#### WRITTEN TASK
Take the listing and print it in full, exactly as given.

#### MATERIAL PROVIDED
⟨

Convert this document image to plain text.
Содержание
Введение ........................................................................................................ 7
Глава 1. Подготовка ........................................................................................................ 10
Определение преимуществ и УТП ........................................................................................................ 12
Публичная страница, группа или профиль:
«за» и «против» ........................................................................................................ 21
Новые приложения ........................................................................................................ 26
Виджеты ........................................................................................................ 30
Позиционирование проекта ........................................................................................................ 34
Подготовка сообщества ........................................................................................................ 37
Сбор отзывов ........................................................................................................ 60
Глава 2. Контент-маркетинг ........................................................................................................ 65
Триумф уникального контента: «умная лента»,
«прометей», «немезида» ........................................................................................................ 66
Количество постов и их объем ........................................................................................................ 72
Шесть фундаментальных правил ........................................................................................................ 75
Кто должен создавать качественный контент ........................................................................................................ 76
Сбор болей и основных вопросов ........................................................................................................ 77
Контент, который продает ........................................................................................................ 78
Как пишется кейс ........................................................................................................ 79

⟩

#### TASK SOLUTION
Convert this document image to plain text.
Содержание
Введение ........................................................................................................ 7
Глава 1. Подготовка ........................................................................................................ 10
Определение преимуществ и УТП ........................................................................................................ 12
Публичная страница, группа или профиль:
«за» и «против» ........................................................................................................ 21
Новые приложения ........................................................................................................ 26
Виджеты ........................................................................................................ 30
Позиционирование проекта ........................................................................................................ 34
Подготовка сообщества ........................................................................................................ 37
Сбор отзывов ........................................................................................................ 60
Глава 2. Контент-маркетинг ........................................................................................................ 65
Триумф уникального контента: «умная лента»,
«прометей», «немезида» ........................................................................................................ 66
Количество постов и их объем ........................................................................................................ 72
Шесть фундаментальных правил ........................................................................................................ 75
Кто должен создавать качественный контент ........................................................................................................ 76
Сбор болей и основных вопросов ........................................................................................................ 77
Контент, который продает ........................................................................................................ 78
Как пишется кейс ........................................................................................................ 79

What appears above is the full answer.